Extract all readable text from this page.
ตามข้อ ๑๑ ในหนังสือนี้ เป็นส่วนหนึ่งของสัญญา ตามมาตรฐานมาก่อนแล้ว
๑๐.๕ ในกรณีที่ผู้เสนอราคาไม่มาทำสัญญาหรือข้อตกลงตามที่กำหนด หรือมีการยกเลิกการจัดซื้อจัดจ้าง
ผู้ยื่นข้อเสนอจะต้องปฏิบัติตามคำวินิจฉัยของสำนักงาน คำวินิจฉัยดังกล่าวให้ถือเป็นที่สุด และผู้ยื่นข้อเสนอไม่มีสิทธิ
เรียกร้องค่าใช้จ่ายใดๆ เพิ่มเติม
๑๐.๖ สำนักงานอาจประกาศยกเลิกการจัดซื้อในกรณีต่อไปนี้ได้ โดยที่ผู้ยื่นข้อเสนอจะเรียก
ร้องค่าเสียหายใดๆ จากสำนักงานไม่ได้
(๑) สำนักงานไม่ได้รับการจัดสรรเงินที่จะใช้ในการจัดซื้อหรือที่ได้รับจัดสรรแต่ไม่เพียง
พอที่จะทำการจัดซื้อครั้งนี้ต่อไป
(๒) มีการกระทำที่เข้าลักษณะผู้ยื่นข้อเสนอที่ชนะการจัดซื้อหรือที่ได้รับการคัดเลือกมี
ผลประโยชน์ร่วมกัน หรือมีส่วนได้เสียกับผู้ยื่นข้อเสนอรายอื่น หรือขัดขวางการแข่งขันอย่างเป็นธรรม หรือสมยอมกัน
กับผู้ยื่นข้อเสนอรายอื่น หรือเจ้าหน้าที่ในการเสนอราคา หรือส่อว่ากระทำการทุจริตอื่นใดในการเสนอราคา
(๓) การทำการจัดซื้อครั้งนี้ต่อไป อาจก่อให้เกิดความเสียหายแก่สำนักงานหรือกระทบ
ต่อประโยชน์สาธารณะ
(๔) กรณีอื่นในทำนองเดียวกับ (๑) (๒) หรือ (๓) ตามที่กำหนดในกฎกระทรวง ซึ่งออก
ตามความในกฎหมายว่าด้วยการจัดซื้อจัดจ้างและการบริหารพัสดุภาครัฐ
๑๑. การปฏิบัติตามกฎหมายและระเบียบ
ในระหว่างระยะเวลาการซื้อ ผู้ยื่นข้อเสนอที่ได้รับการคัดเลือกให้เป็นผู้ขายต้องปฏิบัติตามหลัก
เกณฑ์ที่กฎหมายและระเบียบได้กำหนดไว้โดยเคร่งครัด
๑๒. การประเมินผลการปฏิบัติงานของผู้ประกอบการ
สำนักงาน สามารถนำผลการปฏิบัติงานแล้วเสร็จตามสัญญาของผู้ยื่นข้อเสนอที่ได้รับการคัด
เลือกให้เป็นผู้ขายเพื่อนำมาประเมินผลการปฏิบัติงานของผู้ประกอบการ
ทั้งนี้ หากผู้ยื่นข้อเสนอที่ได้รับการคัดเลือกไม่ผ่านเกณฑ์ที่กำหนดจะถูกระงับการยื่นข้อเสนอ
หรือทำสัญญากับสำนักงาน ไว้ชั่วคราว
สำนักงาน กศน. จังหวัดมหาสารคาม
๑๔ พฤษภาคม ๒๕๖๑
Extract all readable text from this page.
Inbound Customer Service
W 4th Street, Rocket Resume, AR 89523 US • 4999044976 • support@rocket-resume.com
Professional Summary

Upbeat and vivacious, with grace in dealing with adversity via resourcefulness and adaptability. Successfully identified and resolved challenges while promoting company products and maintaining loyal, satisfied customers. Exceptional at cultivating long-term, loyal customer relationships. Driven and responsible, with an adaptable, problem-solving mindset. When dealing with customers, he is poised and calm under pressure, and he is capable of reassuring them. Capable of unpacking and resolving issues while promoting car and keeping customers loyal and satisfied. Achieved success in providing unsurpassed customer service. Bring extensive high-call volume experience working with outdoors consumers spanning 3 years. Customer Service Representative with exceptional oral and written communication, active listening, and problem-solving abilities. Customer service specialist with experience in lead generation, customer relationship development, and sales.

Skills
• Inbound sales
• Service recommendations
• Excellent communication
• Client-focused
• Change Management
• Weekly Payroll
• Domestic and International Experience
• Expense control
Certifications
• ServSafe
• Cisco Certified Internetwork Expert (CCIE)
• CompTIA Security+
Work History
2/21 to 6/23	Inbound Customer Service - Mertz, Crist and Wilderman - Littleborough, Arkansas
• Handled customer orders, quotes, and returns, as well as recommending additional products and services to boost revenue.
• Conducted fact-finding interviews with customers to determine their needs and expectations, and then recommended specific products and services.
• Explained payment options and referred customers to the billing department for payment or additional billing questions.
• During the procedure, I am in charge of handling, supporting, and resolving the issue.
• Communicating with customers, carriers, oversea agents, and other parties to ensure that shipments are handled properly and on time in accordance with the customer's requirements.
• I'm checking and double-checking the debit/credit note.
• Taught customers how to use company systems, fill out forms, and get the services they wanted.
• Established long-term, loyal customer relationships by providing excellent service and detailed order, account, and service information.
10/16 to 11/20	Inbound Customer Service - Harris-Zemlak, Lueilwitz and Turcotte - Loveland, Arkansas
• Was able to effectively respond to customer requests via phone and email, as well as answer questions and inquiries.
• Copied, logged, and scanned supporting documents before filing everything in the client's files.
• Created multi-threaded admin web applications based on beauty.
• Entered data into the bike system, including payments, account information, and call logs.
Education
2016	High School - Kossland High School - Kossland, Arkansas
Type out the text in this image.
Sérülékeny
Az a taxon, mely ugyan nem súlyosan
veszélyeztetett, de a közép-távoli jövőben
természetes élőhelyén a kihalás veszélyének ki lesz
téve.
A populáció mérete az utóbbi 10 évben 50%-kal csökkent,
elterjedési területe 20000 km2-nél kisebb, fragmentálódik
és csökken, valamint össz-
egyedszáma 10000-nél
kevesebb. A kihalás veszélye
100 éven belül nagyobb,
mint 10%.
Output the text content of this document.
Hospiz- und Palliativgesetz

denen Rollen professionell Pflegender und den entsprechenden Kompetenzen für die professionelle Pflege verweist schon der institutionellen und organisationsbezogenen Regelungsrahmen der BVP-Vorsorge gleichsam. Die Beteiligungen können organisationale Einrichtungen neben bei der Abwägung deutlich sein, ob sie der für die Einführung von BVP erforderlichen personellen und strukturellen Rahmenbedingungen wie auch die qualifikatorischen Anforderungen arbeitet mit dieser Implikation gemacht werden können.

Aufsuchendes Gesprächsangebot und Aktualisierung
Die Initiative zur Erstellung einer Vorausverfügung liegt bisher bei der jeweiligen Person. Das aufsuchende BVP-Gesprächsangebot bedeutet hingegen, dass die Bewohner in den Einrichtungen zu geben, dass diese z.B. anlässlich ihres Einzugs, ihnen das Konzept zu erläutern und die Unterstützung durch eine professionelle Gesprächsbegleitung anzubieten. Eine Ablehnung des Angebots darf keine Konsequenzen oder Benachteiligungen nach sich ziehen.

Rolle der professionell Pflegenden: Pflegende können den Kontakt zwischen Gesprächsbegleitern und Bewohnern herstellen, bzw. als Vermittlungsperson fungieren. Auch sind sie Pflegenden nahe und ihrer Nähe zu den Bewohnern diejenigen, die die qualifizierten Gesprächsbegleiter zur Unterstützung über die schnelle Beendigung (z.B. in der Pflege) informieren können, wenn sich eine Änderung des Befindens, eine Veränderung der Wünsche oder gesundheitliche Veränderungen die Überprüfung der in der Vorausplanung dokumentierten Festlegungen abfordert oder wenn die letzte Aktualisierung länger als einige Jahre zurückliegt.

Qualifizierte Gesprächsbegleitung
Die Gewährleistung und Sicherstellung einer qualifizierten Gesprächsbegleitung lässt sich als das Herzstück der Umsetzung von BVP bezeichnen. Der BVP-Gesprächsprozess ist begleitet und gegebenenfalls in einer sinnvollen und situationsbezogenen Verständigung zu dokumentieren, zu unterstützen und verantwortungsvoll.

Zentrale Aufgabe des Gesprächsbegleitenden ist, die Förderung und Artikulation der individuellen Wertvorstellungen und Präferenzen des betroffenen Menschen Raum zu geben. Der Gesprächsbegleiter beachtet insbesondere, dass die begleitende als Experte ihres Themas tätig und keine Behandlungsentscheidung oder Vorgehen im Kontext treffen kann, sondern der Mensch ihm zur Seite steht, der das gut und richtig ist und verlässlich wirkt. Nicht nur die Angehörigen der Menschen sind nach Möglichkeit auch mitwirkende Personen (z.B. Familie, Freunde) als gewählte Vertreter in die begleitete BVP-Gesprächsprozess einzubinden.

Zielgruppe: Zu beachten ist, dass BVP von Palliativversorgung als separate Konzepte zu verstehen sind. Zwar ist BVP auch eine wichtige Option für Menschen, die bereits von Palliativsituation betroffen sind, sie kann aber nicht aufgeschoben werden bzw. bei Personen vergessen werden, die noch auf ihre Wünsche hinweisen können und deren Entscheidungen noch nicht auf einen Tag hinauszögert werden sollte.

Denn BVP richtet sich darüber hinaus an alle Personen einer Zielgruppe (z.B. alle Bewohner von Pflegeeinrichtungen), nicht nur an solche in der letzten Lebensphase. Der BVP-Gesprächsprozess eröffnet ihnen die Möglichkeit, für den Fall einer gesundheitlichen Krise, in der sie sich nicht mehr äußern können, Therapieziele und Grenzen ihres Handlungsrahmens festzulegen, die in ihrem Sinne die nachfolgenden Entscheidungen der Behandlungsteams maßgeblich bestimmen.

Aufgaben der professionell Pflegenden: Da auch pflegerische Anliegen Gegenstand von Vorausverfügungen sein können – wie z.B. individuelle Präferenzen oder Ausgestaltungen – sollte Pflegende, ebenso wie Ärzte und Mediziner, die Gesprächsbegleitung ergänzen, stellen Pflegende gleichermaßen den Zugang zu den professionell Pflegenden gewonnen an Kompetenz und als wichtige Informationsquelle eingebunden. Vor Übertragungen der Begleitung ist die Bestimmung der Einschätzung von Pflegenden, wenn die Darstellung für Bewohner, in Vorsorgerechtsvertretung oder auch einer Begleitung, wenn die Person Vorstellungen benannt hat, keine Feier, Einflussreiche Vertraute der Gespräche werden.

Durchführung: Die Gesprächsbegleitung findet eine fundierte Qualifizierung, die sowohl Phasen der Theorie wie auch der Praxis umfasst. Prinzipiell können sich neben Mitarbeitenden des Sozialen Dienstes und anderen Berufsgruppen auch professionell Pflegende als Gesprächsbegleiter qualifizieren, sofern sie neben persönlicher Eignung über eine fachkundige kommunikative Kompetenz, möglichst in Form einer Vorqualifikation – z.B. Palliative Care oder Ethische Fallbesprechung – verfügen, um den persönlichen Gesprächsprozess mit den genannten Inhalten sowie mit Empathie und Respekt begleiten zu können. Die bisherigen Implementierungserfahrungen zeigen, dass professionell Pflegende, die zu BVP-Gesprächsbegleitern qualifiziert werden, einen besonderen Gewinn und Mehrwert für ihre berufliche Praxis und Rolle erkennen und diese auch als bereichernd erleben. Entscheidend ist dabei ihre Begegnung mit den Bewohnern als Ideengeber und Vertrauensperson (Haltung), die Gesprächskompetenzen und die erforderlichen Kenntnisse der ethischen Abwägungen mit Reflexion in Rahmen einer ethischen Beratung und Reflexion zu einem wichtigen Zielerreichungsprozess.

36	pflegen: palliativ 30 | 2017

━━━━━━━━━━

■ YOUR TASK ■
Where a line in the entries holds the word "qualifizierten", copy that line.

■ COMPLETE OUTPUT ■
Rolle der professionell Pflegenden: Pflegende können den Kontakt zwischen Gesprächsbegleitern und Bewohnern herstellen, bzw. als Vermittlungsperson fungieren. Auch sind sie Pflegenden nahe und ihrer Nähe zu den Bewohnern diejenigen, die die qualifizierten Gesprächsbegleiter zur Unterstützung über die schnelle Beendigung (z.B. in der Pflege) informieren können, wenn sich eine Änderung des Befindens, eine Veränderung der Wünsche oder gesundheitliche Veränderungen die Überprüfung der in der Vorausplanung dokumentierten Festlegungen abfordert oder wenn die letzte Aktualisierung länger als einige Jahre zurückliegt.
Die Gewährleistung und Sicherstellung einer qualifizierten Gesprächsbegleitung lässt sich als das Herzstück der Umsetzung von BVP bezeichnen. Der BVP-Gesprächsprozess ist begleitet und gegebenenfalls in einer sinnvollen und situationsbezogenen Verständigung zu dokumentieren, zu unterstützen und verantwortungsvoll.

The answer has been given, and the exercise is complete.